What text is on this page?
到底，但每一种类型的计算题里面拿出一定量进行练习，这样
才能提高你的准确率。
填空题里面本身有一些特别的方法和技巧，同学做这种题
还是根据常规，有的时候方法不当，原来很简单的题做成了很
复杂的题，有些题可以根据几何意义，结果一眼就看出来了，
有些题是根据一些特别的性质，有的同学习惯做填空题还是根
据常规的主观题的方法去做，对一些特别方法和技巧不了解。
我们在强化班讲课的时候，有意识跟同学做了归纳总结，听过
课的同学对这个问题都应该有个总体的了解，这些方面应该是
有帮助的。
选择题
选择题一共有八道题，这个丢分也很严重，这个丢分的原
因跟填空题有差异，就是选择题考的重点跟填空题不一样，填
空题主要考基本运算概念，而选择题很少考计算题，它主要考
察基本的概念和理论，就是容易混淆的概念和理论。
* * * *
Given request | Write out the whole listing again, exactly as it stands.

Complete response |
What text is on this page?
到底，但每一种类型的计算题里面拿出一定量进行练习，这样
才能提高你的准确率。
填空题里面本身有一些特别的方法和技巧，同学做这种题
还是根据常规，有的时候方法不当，原来很简单的题做成了很
复杂的题，有些题可以根据几何意义，结果一眼就看出来了，
有些题是根据一些特别的性质，有的同学习惯做填空题还是根
据常规的主观题的方法去做，对一些特别方法和技巧不了解。
我们在强化班讲课的时候，有意识跟同学做了归纳总结，听过
课的同学对这个问题都应该有个总体的了解，这些方面应该是
有帮助的。
选择题
选择题一共有八道题，这个丢分也很严重，这个丢分的原
因跟填空题有差异，就是选择题考的重点跟填空题不一样，填
空题主要考基本运算概念，而选择题很少考计算题，它主要考
察基本的概念和理论，就是容易混淆的概念和理论。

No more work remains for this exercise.